### STATED TASK
Copy each entry as it stands, leaving nothing out.

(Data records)
*****
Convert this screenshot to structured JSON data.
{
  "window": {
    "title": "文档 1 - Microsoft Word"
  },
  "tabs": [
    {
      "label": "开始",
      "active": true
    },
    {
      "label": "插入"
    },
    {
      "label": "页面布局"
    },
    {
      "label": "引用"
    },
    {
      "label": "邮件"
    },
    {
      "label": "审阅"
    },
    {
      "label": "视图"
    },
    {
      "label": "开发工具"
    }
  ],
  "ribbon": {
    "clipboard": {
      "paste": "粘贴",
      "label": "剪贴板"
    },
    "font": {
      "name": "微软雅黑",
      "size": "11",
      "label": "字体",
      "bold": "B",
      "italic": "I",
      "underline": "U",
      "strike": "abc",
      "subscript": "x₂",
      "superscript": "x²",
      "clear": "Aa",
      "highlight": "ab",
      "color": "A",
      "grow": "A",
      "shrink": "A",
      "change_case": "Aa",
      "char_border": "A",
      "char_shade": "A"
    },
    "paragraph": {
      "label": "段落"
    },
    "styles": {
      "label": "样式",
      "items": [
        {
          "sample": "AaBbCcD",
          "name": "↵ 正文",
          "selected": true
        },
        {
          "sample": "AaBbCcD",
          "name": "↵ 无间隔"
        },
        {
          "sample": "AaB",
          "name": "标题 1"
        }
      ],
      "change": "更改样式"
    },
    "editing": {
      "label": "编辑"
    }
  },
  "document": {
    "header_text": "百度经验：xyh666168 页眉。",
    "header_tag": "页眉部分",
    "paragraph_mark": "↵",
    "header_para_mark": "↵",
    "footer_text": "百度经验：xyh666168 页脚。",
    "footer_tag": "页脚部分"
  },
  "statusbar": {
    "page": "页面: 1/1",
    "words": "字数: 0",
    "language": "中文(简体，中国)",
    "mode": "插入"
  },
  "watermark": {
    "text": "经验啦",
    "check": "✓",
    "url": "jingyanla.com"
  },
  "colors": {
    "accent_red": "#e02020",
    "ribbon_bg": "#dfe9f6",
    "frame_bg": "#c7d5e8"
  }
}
*****
### THE ANSWER
Convert this screenshot to structured JSON data.
{
  "window": {
    "title": "文档 1 - Microsoft Word"
  },
  "tabs": [
    {
      "label": "开始",
      "active": true
    },
    {
      "label": "插入"
    },
    {
      "label": "页面布局"
    },
    {
      "label": "引用"
    },
    {
      "label": "邮件"
    },
    {
      "label": "审阅"
    },
    {
      "label": "视图"
    },
    {
      "label": "开发工具"
    }
  ],
  "ribbon": {
    "clipboard": {
      "paste": "粘贴",
      "label": "剪贴板"
    },
    "font": {
      "name": "微软雅黑",
      "size": "11",
      "label": "字体",
      "bold": "B",
      "italic": "I",
      "underline": "U",
      "strike": "abc",
      "subscript": "x₂",
      "superscript": "x²",
      "clear": "Aa",
      "highlight": "ab",
      "color": "A",
      "grow": "A",
      "shrink": "A",
      "change_case": "Aa",
      "char_border": "A",
      "char_shade": "A"
    },
    "paragraph": {
      "label": "段落"
    },
    "styles": {
      "label": "样式",
      "items": [
        {
          "sample": "AaBbCcD",
          "name": "↵ 正文",
          "selected": true
        },
        {
          "sample": "AaBbCcD",
          "name": "↵ 无间隔"
        },
        {
          "sample": "AaB",
          "name": "标题 1"
        }
      ],
      "change": "更改样式"
    },
    "editing": {
      "label": "编辑"
    }
  },
  "document": {
    "header_text": "百度经验：xyh666168 页眉。",
    "header_tag": "页眉部分",
    "paragraph_mark": "↵",
    "header_para_mark": "↵",
    "footer_text": "百度经验：xyh666168 页脚。",
    "footer_tag": "页脚部分"
  },
  "statusbar": {
    "page": "页面: 1/1",
    "words": "字数: 0",
    "language": "中文(简体，中国)",
    "mode": "插入"
  },
  "watermark": {
    "text": "经验啦",
    "check": "✓",
    "url": "jingyanla.com"
  },
  "colors": {
    "accent_red": "#e02020",
    "ribbon_bg": "#dfe9f6",
    "frame_bg": "#c7d5e8"
  }
}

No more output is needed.